• _Short task_
Write out every entry exactly as it stands.

• _Supplied records_
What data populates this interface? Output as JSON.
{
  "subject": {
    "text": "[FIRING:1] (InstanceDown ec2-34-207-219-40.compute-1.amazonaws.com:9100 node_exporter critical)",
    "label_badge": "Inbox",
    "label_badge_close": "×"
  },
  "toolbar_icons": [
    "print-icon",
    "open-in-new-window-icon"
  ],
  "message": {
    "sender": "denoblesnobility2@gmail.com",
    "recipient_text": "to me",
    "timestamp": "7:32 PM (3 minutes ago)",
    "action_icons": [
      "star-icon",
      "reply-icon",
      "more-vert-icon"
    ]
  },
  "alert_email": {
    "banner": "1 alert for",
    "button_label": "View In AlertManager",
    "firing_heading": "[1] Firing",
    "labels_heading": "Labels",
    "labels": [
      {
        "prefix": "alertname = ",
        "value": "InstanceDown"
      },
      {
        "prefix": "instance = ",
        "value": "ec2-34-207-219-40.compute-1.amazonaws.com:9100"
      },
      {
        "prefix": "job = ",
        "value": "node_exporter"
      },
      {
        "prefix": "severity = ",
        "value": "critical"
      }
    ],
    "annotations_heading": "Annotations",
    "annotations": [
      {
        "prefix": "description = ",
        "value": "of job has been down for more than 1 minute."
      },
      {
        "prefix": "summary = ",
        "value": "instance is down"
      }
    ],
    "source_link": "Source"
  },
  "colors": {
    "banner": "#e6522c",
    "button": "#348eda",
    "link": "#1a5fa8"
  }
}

• _Exercise answer_
What data populates this interface? Output as JSON.
{
  "subject": {
    "text": "[FIRING:1] (InstanceDown ec2-34-207-219-40.compute-1.amazonaws.com:9100 node_exporter critical)",
    "label_badge": "Inbox",
    "label_badge_close": "×"
  },
  "toolbar_icons": [
    "print-icon",
    "open-in-new-window-icon"
  ],
  "message": {
    "sender": "denoblesnobility2@gmail.com",
    "recipient_text": "to me",
    "timestamp": "7:32 PM (3 minutes ago)",
    "action_icons": [
      "star-icon",
      "reply-icon",
      "more-vert-icon"
    ]
  },
  "alert_email": {
    "banner": "1 alert for",
    "button_label": "View In AlertManager",
    "firing_heading": "[1] Firing",
    "labels_heading": "Labels",
    "labels": [
      {
        "prefix": "alertname = ",
        "value": "InstanceDown"
      },
      {
        "prefix": "instance = ",
        "value": "ec2-34-207-219-40.compute-1.amazonaws.com:9100"
      },
      {
        "prefix": "job = ",
        "value": "node_exporter"
      },
      {
        "prefix": "severity = ",
        "value": "critical"
      }
    ],
    "annotations_heading": "Annotations",
    "annotations": [
      {
        "prefix": "description = ",
        "value": "of job has been down for more than 1 minute."
      },
      {
        "prefix": "summary = ",
        "value": "instance is down"
      }
    ],
    "source_link": "Source"
  },
  "colors": {
    "banner": "#e6522c",
    "button": "#348eda",
    "link": "#1a5fa8"
  }
}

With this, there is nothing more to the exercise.